* **Material shown**
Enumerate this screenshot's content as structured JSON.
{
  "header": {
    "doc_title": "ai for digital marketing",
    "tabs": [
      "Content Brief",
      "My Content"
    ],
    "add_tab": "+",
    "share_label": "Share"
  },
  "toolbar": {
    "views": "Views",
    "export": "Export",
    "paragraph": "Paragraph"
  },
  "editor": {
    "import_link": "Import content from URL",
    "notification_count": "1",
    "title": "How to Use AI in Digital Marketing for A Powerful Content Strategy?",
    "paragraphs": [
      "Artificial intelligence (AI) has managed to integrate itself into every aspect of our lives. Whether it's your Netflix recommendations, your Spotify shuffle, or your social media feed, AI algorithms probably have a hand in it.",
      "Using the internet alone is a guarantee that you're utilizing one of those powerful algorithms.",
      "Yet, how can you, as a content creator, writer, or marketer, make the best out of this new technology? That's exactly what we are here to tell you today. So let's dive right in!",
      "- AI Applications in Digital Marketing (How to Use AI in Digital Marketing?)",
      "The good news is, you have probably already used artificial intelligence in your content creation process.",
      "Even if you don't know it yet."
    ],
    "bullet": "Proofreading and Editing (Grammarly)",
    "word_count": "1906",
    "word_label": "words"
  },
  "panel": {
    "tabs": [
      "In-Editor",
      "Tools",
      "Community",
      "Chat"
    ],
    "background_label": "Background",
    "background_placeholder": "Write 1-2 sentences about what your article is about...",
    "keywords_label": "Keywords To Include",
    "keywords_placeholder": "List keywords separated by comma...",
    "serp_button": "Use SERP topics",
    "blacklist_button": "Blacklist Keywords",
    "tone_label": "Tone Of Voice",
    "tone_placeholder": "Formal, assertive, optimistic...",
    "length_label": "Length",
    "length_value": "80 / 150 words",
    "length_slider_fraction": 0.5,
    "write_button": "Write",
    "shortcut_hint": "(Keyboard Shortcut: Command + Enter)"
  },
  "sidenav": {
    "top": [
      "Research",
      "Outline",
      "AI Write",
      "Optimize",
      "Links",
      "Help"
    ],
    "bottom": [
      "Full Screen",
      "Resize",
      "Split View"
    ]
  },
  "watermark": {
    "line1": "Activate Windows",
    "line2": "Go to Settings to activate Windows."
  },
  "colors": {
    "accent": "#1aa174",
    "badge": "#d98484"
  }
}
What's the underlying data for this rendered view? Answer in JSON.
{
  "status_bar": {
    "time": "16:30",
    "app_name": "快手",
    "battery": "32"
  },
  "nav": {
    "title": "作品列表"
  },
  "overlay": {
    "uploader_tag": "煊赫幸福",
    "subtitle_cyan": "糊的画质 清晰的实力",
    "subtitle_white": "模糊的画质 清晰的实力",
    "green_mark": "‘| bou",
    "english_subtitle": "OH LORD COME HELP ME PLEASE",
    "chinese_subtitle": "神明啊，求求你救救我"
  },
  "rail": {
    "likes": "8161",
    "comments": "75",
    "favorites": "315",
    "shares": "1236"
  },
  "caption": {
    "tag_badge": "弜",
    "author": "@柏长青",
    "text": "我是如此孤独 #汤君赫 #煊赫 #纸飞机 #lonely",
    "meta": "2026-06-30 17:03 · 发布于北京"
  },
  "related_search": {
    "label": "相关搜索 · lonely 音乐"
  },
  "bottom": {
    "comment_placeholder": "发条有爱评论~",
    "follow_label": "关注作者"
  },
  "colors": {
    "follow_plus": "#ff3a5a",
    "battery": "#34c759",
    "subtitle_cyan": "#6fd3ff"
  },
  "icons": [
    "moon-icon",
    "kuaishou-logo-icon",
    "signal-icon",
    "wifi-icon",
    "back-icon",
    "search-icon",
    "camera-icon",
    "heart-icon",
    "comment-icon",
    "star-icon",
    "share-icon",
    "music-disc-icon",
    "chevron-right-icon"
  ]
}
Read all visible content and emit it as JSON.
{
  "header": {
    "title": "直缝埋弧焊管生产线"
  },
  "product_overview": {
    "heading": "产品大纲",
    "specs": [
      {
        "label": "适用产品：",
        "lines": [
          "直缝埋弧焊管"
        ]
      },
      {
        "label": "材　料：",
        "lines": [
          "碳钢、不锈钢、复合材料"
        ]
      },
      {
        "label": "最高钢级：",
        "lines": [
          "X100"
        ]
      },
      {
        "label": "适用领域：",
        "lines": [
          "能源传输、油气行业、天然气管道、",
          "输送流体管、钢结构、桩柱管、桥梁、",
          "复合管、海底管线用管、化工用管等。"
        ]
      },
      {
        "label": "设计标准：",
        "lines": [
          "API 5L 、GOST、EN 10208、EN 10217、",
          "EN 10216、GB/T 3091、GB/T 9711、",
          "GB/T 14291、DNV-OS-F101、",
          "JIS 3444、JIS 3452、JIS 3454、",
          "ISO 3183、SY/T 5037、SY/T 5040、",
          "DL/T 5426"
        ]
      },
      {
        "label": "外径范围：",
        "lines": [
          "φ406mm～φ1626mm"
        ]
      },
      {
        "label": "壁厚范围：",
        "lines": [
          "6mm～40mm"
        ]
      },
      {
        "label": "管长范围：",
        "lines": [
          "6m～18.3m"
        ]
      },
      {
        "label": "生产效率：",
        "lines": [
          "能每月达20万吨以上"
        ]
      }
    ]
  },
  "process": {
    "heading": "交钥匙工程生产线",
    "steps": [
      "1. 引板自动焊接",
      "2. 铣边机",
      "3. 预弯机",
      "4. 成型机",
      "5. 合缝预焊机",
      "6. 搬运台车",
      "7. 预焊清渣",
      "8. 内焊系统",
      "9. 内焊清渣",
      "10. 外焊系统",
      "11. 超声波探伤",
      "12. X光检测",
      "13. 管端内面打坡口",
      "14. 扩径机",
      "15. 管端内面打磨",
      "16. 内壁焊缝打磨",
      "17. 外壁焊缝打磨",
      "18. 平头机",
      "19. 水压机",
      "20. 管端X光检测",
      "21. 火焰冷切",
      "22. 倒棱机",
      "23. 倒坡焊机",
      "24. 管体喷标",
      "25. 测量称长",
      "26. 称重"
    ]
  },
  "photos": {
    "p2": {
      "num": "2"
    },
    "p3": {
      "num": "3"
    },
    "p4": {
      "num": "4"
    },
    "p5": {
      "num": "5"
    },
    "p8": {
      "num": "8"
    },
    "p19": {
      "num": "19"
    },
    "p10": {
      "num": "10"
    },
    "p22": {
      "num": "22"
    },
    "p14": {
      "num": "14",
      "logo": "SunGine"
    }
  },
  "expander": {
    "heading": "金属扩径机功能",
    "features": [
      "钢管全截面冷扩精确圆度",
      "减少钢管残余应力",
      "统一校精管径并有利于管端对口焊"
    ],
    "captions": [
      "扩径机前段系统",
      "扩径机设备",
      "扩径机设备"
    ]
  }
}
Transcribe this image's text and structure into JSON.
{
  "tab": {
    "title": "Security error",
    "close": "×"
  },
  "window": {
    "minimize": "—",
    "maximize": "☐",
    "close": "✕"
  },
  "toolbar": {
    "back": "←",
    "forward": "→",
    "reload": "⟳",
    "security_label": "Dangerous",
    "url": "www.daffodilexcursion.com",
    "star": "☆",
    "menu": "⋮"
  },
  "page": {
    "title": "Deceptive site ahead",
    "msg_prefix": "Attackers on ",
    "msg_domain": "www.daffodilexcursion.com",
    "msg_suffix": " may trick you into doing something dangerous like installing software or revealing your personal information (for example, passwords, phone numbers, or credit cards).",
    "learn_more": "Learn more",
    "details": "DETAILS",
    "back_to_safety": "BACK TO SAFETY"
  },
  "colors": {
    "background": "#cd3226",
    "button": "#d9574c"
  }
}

* **Challenge**
Please reproduce each record precisely as written.

* **Solution below**
Enumerate this screenshot's content as structured JSON.
{
  "header": {
    "doc_title": "ai for digital marketing",
    "tabs": [
      "Content Brief",
      "My Content"
    ],
    "add_tab": "+",
    "share_label": "Share"
  },
  "toolbar": {
    "views": "Views",
    "export": "Export",
    "paragraph": "Paragraph"
  },
  "editor": {
    "import_link": "Import content from URL",
    "notification_count": "1",
    "title": "How to Use AI in Digital Marketing for A Powerful Content Strategy?",
    "paragraphs": [
      "Artificial intelligence (AI) has managed to integrate itself into every aspect of our lives. Whether it's your Netflix recommendations, your Spotify shuffle, or your social media feed, AI algorithms probably have a hand in it.",
      "Using the internet alone is a guarantee that you're utilizing one of those powerful algorithms.",
      "Yet, how can you, as a content creator, writer, or marketer, make the best out of this new technology? That's exactly what we are here to tell you today. So let's dive right in!",
      "- AI Applications in Digital Marketing (How to Use AI in Digital Marketing?)",
      "The good news is, you have probably already used artificial intelligence in your content creation process.",
      "Even if you don't know it yet."
    ],
    "bullet": "Proofreading and Editing (Grammarly)",
    "word_count": "1906",
    "word_label": "words"
  },
  "panel": {
    "tabs": [
      "In-Editor",
      "Tools",
      "Community",
      "Chat"
    ],
    "background_label": "Background",
    "background_placeholder": "Write 1-2 sentences about what your article is about...",
    "keywords_label": "Keywords To Include",
    "keywords_placeholder": "List keywords separated by comma...",
    "serp_button": "Use SERP topics",
    "blacklist_button": "Blacklist Keywords",
    "tone_label": "Tone Of Voice",
    "tone_placeholder": "Formal, assertive, optimistic...",
    "length_label": "Length",
    "length_value": "80 / 150 words",
    "length_slider_fraction": 0.5,
    "write_button": "Write",
    "shortcut_hint": "(Keyboard Shortcut: Command + Enter)"
  },
  "sidenav": {
    "top": [
      "Research",
      "Outline",
      "AI Write",
      "Optimize",
      "Links",
      "Help"
    ],
    "bottom": [
      "Full Screen",
      "Resize",
      "Split View"
    ]
  },
  "watermark": {
    "line1": "Activate Windows",
    "line2": "Go to Settings to activate Windows."
  },
  "colors": {
    "accent": "#1aa174",
    "badge": "#d98484"
  }
}
What's the underlying data for this rendered view? Answer in JSON.
{
  "status_bar": {
    "time": "16:30",
    "app_name": "快手",
    "battery": "32"
  },
  "nav": {
    "title": "作品列表"
  },
  "overlay": {
    "uploader_tag": "煊赫幸福",
    "subtitle_cyan": "糊的画质 清晰的实力",
    "subtitle_white": "模糊的画质 清晰的实力",
    "green_mark": "‘| bou",
    "english_subtitle": "OH LORD COME HELP ME PLEASE",
    "chinese_subtitle": "神明啊，求求你救救我"
  },
  "rail": {
    "likes": "8161",
    "comments": "75",
    "favorites": "315",
    "shares": "1236"
  },
  "caption": {
    "tag_badge": "弜",
    "author": "@柏长青",
    "text": "我是如此孤独 #汤君赫 #煊赫 #纸飞机 #lonely",
    "meta": "2026-06-30 17:03 · 发布于北京"
  },
  "related_search": {
    "label": "相关搜索 · lonely 音乐"
  },
  "bottom": {
    "comment_placeholder": "发条有爱评论~",
    "follow_label": "关注作者"
  },
  "colors": {
    "follow_plus": "#ff3a5a",
    "battery": "#34c759",
    "subtitle_cyan": "#6fd3ff"
  },
  "icons": [
    "moon-icon",
    "kuaishou-logo-icon",
    "signal-icon",
    "wifi-icon",
    "back-icon",
    "search-icon",
    "camera-icon",
    "heart-icon",
    "comment-icon",
    "star-icon",
    "share-icon",
    "music-disc-icon",
    "chevron-right-icon"
  ]
}
Read all visible content and emit it as JSON.
{
  "header": {
    "title": "直缝埋弧焊管生产线"
  },
  "product_overview": {
    "heading": "产品大纲",
    "specs": [
      {
        "label": "适用产品：",
        "lines": [
          "直缝埋弧焊管"
        ]
      },
      {
        "label": "材　料：",
        "lines": [
          "碳钢、不锈钢、复合材料"
        ]
      },
      {
        "label": "最高钢级：",
        "lines": [
          "X100"
        ]
      },
      {
        "label": "适用领域：",
        "lines": [
          "能源传输、油气行业、天然气管道、",
          "输送流体管、钢结构、桩柱管、桥梁、",
          "复合管、海底管线用管、化工用管等。"
        ]
      },
      {
        "label": "设计标准：",
        "lines": [
          "API 5L 、GOST、EN 10208、EN 10217、",
          "EN 10216、GB/T 3091、GB/T 9711、",
          "GB/T 14291、DNV-OS-F101、",
          "JIS 3444、JIS 3452、JIS 3454、",
          "ISO 3183、SY/T 5037、SY/T 5040、",
          "DL/T 5426"
        ]
      },
      {
        "label": "外径范围：",
        "lines": [
          "φ406mm～φ1626mm"
        ]
      },
      {
        "label": "壁厚范围：",
        "lines": [
          "6mm～40mm"
        ]
      },
      {
        "label": "管长范围：",
        "lines": [
          "6m～18.3m"
        ]
      },
      {
        "label": "生产效率：",
        "lines": [
          "能每月达20万吨以上"
        ]
      }
    ]
  },
  "process": {
    "heading": "交钥匙工程生产线",
    "steps": [
      "1. 引板自动焊接",
      "2. 铣边机",
      "3. 预弯机",
      "4. 成型机",
      "5. 合缝预焊机",
      "6. 搬运台车",
      "7. 预焊清渣",
      "8. 内焊系统",
      "9. 内焊清渣",
      "10. 外焊系统",
      "11. 超声波探伤",
      "12. X光检测",
      "13. 管端内面打坡口",
      "14. 扩径机",
      "15. 管端内面打磨",
      "16. 内壁焊缝打磨",
      "17. 外壁焊缝打磨",
      "18. 平头机",
      "19. 水压机",
      "20. 管端X光检测",
      "21. 火焰冷切",
      "22. 倒棱机",
      "23. 倒坡焊机",
      "24. 管体喷标",
      "25. 测量称长",
      "26. 称重"
    ]
  },
  "photos": {
    "p2": {
      "num": "2"
    },
    "p3": {
      "num": "3"
    },
    "p4": {
      "num": "4"
    },
    "p5": {
      "num": "5"
    },
    "p8": {
      "num": "8"
    },
    "p19": {
      "num": "19"
    },
    "p10": {
      "num": "10"
    },
    "p22": {
      "num": "22"
    },
    "p14": {
      "num": "14",
      "logo": "SunGine"
    }
  },
  "expander": {
    "heading": "金属扩径机功能",
    "features": [
      "钢管全截面冷扩精确圆度",
      "减少钢管残余应力",
      "统一校精管径并有利于管端对口焊"
    ],
    "captions": [
      "扩径机前段系统",
      "扩径机设备",
      "扩径机设备"
    ]
  }
}
Transcribe this image's text and structure into JSON.
{
  "tab": {
    "title": "Security error",
    "close": "×"
  },
  "window": {
    "minimize": "—",
    "maximize": "☐",
    "close": "✕"
  },
  "toolbar": {
    "back": "←",
    "forward": "→",
    "reload": "⟳",
    "security_label": "Dangerous",
    "url": "www.daffodilexcursion.com",
    "star": "☆",
    "menu": "⋮"
  },
  "page": {
    "title": "Deceptive site ahead",
    "msg_prefix": "Attackers on ",
    "msg_domain": "www.daffodilexcursion.com",
    "msg_suffix": " may trick you into doing something dangerous like installing software or revealing your personal information (for example, passwords, phone numbers, or credit cards).",
    "learn_more": "Learn more",
    "details": "DETAILS",
    "back_to_safety": "BACK TO SAFETY"
  },
  "colors": {
    "background": "#cd3226",
    "button": "#d9574c"
  }
}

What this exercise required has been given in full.